PAGE EXTRACT:
►

Sting Of Death

Director: William Grefe   
Joe Morrison, Valerie Hawkins, John Vella

Although I have extensively covered a lot of different genres in my reviews for this web site, there are still some genres that I have given little to no coverage of. One of them is big budget epics; the fact that the majority of them are "known" makes them not qualify for this web site. (I did once have plans to review Inchon, but when I sat down to watch it I found it overall to be too dull and mediocre to give me any enthusiasm to write a full-length review.) Then there are Nigerian movies. I've heard the Nigerians make some wacky movies on poverty-row budgets, but not only have I not seen any, I have never seen any place offering them for sale or rent. Somewhat better than those two examples are my dealings with movies that are considered so bad they are good. Over the years I have reviewed several examples of this particular genre - Troll 2, Little Ninjas, Fantasy Mission Force, The Force On Thunder Mountain, and Robo Vampire are just some of the so bad they are good movies I have reviewed. But when you compare my offerings on the genre to those offered by many other B movie review web sites, you will probably see that my offerings are somewhat short. Why is that? Why have I not sought out more movies of this kind when I have proven on those occasions that certain kinds of bad movies can tickle my funny bone just like they tickle those other movie critics? Like the time I had to explain why I have not reviewed many significantly older movies for this web site, I feel that I should go back to the beginning, when I was a child and I was starting to become a film addict.

As I explained once before, I grew up in a town that was pretty much lacking in entertainment. The few Canadian (and American) television channels that we got in our community, when it came to movies, would seemingly and exclusively air movies that would be competently made in nature. And if the movie playing turned out to be "bad", it was simply bad - no humor to be found anywhere in its badness. So in my first few years of growing up, I was totally ignorant about how unintentionally wacky a movie could be. Then one day, when I was in a book store with my parents, I spotted a copy of the Medved brothers' book The Fifty Worst Films Of All Time. I thumbed through the book, and I was intrigued and a little excited by what I was reading. There were movies out there that were so bad you could have fun by seeing how ridiculous they were? Eventually the book vanished from the book store, but the seed had been planted - though the seed took a while to sprout, and the sprout took a long time to grow. I was still starved of so-bad-they-are-good movies for years afterwards, but I started to collect books and magazines so I could at least read about how funny certain bad movies were. (Including the Medved books... though their eventual politics and finding that many of the "bad" movies they claimed were bad were actually competent now has me turned off by their books.) Then when I was grown up, and in a new community, I could really start to sample (via new TV stations and VHS tapes) so bad they are good movies, many of which I had learned about by my previous years of reading about them.

◄

AIM 1:
Copy the rows word for word, starting at the first row and ending with the row that contains "price-tick-label: 14000.0 (1733, 469, 1784, 486)".

RECORDS SUPPLIED:
►

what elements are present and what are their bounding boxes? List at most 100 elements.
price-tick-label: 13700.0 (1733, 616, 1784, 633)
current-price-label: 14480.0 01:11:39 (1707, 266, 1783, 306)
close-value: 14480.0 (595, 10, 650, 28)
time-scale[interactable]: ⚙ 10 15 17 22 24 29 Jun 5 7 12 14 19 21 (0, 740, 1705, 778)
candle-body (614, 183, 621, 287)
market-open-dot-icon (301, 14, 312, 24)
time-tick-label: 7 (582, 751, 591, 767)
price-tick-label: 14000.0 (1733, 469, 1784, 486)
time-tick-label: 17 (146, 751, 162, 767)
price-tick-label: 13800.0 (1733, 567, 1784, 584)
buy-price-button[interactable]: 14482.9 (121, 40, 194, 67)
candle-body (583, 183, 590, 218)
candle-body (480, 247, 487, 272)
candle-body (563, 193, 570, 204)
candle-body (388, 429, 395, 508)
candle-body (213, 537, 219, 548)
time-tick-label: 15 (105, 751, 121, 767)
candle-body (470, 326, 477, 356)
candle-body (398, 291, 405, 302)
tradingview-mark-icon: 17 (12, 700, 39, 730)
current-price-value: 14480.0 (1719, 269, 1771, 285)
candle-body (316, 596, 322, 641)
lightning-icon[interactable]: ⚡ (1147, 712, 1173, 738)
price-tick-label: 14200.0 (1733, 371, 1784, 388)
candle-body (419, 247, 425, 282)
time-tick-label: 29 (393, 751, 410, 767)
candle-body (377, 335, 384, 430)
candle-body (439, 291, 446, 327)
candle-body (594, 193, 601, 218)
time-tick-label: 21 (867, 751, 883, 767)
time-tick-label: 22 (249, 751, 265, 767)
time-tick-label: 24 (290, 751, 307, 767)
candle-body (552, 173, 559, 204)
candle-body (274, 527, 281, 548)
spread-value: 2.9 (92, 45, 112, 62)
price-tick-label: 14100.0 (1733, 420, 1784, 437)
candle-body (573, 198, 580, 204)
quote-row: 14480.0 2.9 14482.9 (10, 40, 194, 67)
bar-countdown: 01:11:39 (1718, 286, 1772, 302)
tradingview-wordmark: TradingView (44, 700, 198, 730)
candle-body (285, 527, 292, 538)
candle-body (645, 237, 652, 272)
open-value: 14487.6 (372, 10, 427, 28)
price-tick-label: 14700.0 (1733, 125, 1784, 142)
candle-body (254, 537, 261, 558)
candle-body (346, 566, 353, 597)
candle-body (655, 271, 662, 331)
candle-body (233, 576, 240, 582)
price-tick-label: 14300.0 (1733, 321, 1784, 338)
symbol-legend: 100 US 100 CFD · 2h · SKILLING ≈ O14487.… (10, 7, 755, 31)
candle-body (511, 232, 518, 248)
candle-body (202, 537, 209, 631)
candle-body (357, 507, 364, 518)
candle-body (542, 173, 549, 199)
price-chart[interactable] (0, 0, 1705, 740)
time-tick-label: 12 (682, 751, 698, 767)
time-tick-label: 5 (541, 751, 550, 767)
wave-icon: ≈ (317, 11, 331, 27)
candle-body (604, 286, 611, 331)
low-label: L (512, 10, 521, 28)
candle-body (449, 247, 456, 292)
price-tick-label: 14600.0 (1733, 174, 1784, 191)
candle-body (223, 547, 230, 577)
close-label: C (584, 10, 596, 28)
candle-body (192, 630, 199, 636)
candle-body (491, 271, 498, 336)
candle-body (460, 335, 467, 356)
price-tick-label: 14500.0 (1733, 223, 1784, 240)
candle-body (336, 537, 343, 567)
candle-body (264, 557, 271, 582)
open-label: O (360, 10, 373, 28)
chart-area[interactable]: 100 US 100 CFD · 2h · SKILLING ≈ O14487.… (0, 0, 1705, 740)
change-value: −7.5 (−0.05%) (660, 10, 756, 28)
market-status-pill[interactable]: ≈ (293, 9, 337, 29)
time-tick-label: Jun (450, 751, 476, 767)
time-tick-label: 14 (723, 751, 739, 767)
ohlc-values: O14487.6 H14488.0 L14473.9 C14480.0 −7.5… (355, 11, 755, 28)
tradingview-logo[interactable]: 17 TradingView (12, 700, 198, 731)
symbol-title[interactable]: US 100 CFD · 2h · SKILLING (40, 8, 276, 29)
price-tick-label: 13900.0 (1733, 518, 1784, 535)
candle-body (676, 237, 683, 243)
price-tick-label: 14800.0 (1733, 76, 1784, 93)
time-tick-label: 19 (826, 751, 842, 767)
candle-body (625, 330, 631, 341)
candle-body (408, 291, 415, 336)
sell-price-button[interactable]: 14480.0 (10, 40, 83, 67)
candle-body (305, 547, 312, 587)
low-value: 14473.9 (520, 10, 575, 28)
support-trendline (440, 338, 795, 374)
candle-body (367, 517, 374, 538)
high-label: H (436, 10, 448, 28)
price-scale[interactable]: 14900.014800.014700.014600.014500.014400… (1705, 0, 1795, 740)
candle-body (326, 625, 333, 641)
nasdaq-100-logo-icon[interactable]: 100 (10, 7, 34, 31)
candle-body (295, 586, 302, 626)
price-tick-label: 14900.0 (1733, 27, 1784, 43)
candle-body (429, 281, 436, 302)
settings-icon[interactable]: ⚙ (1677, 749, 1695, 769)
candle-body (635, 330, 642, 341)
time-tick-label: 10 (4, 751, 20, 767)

◄

AIM 2:
Carry on the review of Sting Of Death from the point where it stops.

TASK ANSWER 1:
what elements are present and what are their bounding boxes? List at most 100 elements.
price-tick-label: 13700.0 (1733, 616, 1784, 633)
current-price-label: 14480.0 01:11:39 (1707, 266, 1783, 306)
close-value: 14480.0 (595, 10, 650, 28)
time-scale[interactable]: ⚙ 10 15 17 22 24 29 Jun 5 7 12 14 19 21 (0, 740, 1705, 778)
candle-body (614, 183, 621, 287)
market-open-dot-icon (301, 14, 312, 24)
time-tick-label: 7 (582, 751, 591, 767)
price-tick-label: 14000.0 (1733, 469, 1784, 486)

TASK ANSWER 2:
I am still trying hard to make up for those lost years of my childhood. I have been trying for a long time to widen my cinematic vision, and watch all kinds of movies, including those that are so bad they are good. I think my track record of reviewing hilariously bad movies is pretty good under those circumstances that I just wrote about. But there is also another factor to think of - the vast majority of hilariously bad movies are "known". I can't very well write a review of Plan 9 From Outer Space for this web site, because I'm pretty sure you have heard of it, even if you haven't actually seen it. I have to really dig around into the unknown and hope I will find a hilariously bad movie you haven't heard of - which doesn't happen very often. So you can imagine I was excited that I would have the chance to review a reportedly hilariously bad movie with this particular B-Masters' roundtable. The movie chosen by the group was Sting Of Death. It certainly seemed unknown enough - I have to admit that even I hadn't heard of it before this roundtable. What got me more excited was when my research of the movie uncovered the fact that it was directed by the director of Impulse, which I had found to be pretty unintentionally funny. Another thing that made this movie seem very promising was that it was filmed in Florida - I have learned over the years that Florida is a hub for unintentionally funny movies, with examples including Blood Freak and Jimmy The Boy Wonder. In short, I was pretty pumped up before I watched the movie.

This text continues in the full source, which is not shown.